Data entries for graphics

┄┄┄┄┄┄┄┄┄┄┄┄┄┄┄┄┄┄┄┄

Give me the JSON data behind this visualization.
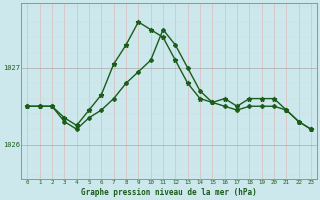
{
  "xlabel_label": "Graphe pression niveau de la mer (hPa)",
  "bg_color": "#cce8ec",
  "line_color": "#1a5c1a",
  "hours": [
    0,
    1,
    2,
    3,
    4,
    5,
    6,
    7,
    8,
    9,
    10,
    11,
    12,
    13,
    14,
    15,
    16,
    17,
    18,
    19,
    20,
    21,
    22,
    23
  ],
  "series1": [
    1026.5,
    1026.5,
    1026.5,
    1026.35,
    1026.25,
    1026.45,
    1026.65,
    1027.05,
    1027.3,
    1027.6,
    1027.5,
    1027.4,
    1027.1,
    1026.8,
    1026.6,
    1026.55,
    1026.6,
    1026.5,
    1026.6,
    1026.6,
    1026.6,
    1026.45,
    1026.3,
    1026.2
  ],
  "series2": [
    1026.5,
    1026.5,
    1026.5,
    1026.3,
    1026.2,
    1026.35,
    1026.45,
    1026.6,
    1026.8,
    1026.95,
    1027.1,
    1027.5,
    1027.3,
    1027.0,
    1026.7,
    1026.55,
    1026.5,
    1026.45,
    1026.5,
    1026.5,
    1026.5,
    1026.45,
    1026.3,
    1026.2
  ],
  "ylim_min": 1025.55,
  "ylim_max": 1027.85,
  "yticks": [
    1026,
    1027
  ],
  "xlim_min": 0,
  "xlim_max": 23
}
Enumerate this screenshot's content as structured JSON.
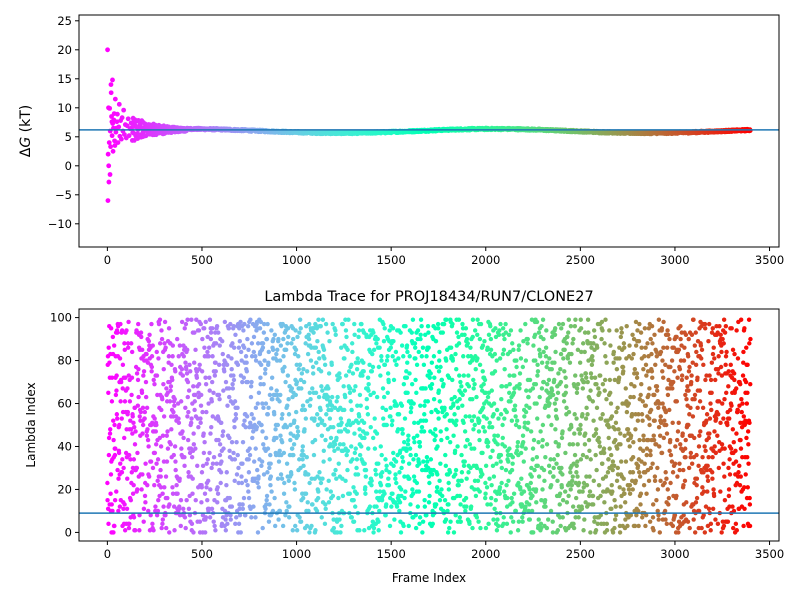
{
  "chart_data": [
    {
      "type": "scatter",
      "title": "",
      "xlabel": "",
      "ylabel_prefix": "Δ",
      "ylabel_var": "G",
      "ylabel_suffix": " (kT)",
      "xlim": [
        -150,
        3550
      ],
      "ylim": [
        -14,
        26
      ],
      "xticks": [
        0,
        500,
        1000,
        1500,
        2000,
        2500,
        3000,
        3500
      ],
      "yticks": [
        -10,
        -5,
        0,
        5,
        10,
        15,
        20,
        25
      ],
      "hline": 6.2,
      "hline_color": "#1f77b4",
      "colormap": "rainbow",
      "n_frames": 3400,
      "early_points": [
        [
          1,
          20
        ],
        [
          3,
          -6
        ],
        [
          4,
          2
        ],
        [
          6,
          10
        ],
        [
          7,
          0
        ],
        [
          8,
          -2.8
        ],
        [
          10,
          4
        ],
        [
          12,
          9.9
        ],
        [
          14,
          -1.5
        ],
        [
          15,
          6
        ],
        [
          17,
          3.3
        ],
        [
          19,
          14
        ],
        [
          20,
          12.6
        ],
        [
          22,
          8.5
        ],
        [
          24,
          7.6
        ],
        [
          25,
          5.2
        ],
        [
          27,
          14.8
        ],
        [
          28,
          7.3
        ],
        [
          30,
          2.5
        ],
        [
          32,
          6.5
        ],
        [
          34,
          7.9
        ],
        [
          36,
          9
        ],
        [
          38,
          4.3
        ],
        [
          40,
          3.5
        ],
        [
          42,
          11.5
        ],
        [
          45,
          5.8
        ],
        [
          48,
          6.5
        ],
        [
          50,
          7.6
        ],
        [
          53,
          8.9
        ],
        [
          56,
          4
        ],
        [
          60,
          6.7
        ],
        [
          63,
          10.6
        ],
        [
          66,
          5.1
        ],
        [
          70,
          7.8
        ],
        [
          74,
          4.6
        ],
        [
          78,
          8.3
        ],
        [
          82,
          6
        ],
        [
          86,
          9.6
        ],
        [
          90,
          5.4
        ],
        [
          95,
          7.1
        ],
        [
          100,
          4.8
        ],
        [
          105,
          6.9
        ],
        [
          110,
          8.1
        ],
        [
          115,
          5.2
        ],
        [
          120,
          6.4
        ],
        [
          126,
          7.4
        ]
      ]
    },
    {
      "type": "scatter",
      "title": "Lambda Trace for PROJ18434/RUN7/CLONE27",
      "xlabel": "Frame Index",
      "ylabel": "Lambda Index",
      "xlim": [
        -150,
        3550
      ],
      "ylim": [
        -4,
        104
      ],
      "xticks": [
        0,
        500,
        1000,
        1500,
        2000,
        2500,
        3000,
        3500
      ],
      "yticks": [
        0,
        20,
        40,
        60,
        80,
        100
      ],
      "hline": 9,
      "hline_color": "#1f77b4",
      "colormap": "rainbow",
      "n_frames": 3400,
      "lambda_min": 0,
      "lambda_max": 99
    }
  ]
}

┄┄┄┄┄┄┄┄┄┄┄┄┄┄┄┄┄┄┄┄

Brief -
Copy the entries exactly. Leave out the images.

Written answer -
Give me the JSON data behind this visualization.
{
  "xlabel_label": "Graphe pression niveau de la mer (hPa)",
  "bg_color": "#cce8ec",
  "line_color": "#1a5c1a",
  "hours": [
    0,
    1,
    2,
    3,
    4,
    5,
    6,
    7,
    8,
    9,
    10,
    11,
    12,
    13,
    14,
    15,
    16,
    17,
    18,
    19,
    20,
    21,
    22,
    23
  ],
  "series1": [
    1026.5,
    1026.5,
    1026.5,
    1026.35,
    1026.25,
    1026.45,
    1026.65,
    1027.05,
    1027.3,
    1027.6,
    1027.5,
    1027.4,
    1027.1,
    1026.8,
    1026.6,
    1026.55,
    1026.6,
    1026.5,
    1026.6,
    1026.6,
    1026.6,
    1026.45,
    1026.3,
    1026.2
  ],
  "series2": [
    1026.5,
    1026.5,
    1026.5,
    1026.3,
    1026.2,
    1026.35,
    1026.45,
    1026.6,
    1026.8,
    1026.95,
    1027.1,
    1027.5,
    1027.3,
    1027.0,
    1026.7,
    1026.55,
    1026.5,
    1026.45,
    1026.5,
    1026.5,
    1026.5,
    1026.45,
    1026.3,
    1026.2
  ],
  "ylim_min": 1025.55,
  "ylim_max": 1027.85,
  "yticks": [
    1026,
    1027
  ],
  "xlim_min": 0,
  "xlim_max": 23
}
Enumerate this screenshot's content as structured JSON.
{
  "chart_data": [
    {
      "type": "scatter",
      "title": "",
      "xlabel": "",
      "ylabel_prefix": "Δ",
      "ylabel_var": "G",
      "ylabel_suffix": " (kT)",
      "xlim": [
        -150,
        3550
      ],
      "ylim": [
        -14,
        26
      ],
      "xticks": [
        0,
        500,
        1000,
        1500,
        2000,
        2500,
        3000,
        3500
      ],
      "yticks": [
        -10,
        -5,
        0,
        5,
        10,
        15,
        20,
        25
      ],
      "hline": 6.2,
      "hline_color": "#1f77b4",
      "colormap": "rainbow",
      "n_frames": 3400,
      "early_points": [
        [
          1,
          20
        ],
        [
          3,
          -6
        ],
        [
          4,
          2
        ],
        [
          6,
          10
        ],
        [
          7,
          0
        ],
        [
          8,
          -2.8
        ],
        [
          10,
          4
        ],
        [
          12,
          9.9
        ],
        [
          14,
          -1.5
        ],
        [
          15,
          6
        ],
        [
          17,
          3.3
        ],
        [
          19,
          14
        ],
        [
          20,
          12.6
        ],
        [
          22,
          8.5
        ],
        [
          24,
          7.6
        ],
        [
          25,
          5.2
        ],
        [
          27,
          14.8
        ],
        [
          28,
          7.3
        ],
        [
          30,
          2.5
        ],
        [
          32,
          6.5
        ],
        [
          34,
          7.9
        ],
        [
          36,
          9
        ],
        [
          38,
          4.3
        ],
        [
          40,
          3.5
        ],
        [
          42,
          11.5
        ],
        [
          45,
          5.8
        ],
        [
          48,
          6.5
        ],
        [
          50,
          7.6
        ],
        [
          53,
          8.9
        ],
        [
          56,
          4
        ],
        [
          60,
          6.7
        ],
        [
          63,
          10.6
        ],
        [
          66,
          5.1
        ],
        [
          70,
          7.8
        ],
        [
          74,
          4.6
        ],
        [
          78,
          8.3
        ],
        [
          82,
          6
        ],
        [
          86,
          9.6
        ],
        [
          90,
          5.4
        ],
        [
          95,
          7.1
        ],
        [
          100,
          4.8
        ],
        [
          105,
          6.9
        ],
        [
          110,
          8.1
        ],
        [
          115,
          5.2
        ],
        [
          120,
          6.4
        ],
        [
          126,
          7.4
        ]
      ]
    },
    {
      "type": "scatter",
      "title": "Lambda Trace for PROJ18434/RUN7/CLONE27",
      "xlabel": "Frame Index",
      "ylabel": "Lambda Index",
      "xlim": [
        -150,
        3550
      ],
      "ylim": [
        -4,
        104
      ],
      "xticks": [
        0,
        500,
        1000,
        1500,
        2000,
        2500,
        3000,
        3500
      ],
      "yticks": [
        0,
        20,
        40,
        60,
        80,
        100
      ],
      "hline": 9,
      "hline_color": "#1f77b4",
      "colormap": "rainbow",
      "n_frames": 3400,
      "lambda_min": 0,
      "lambda_max": 99
    }
  ]
}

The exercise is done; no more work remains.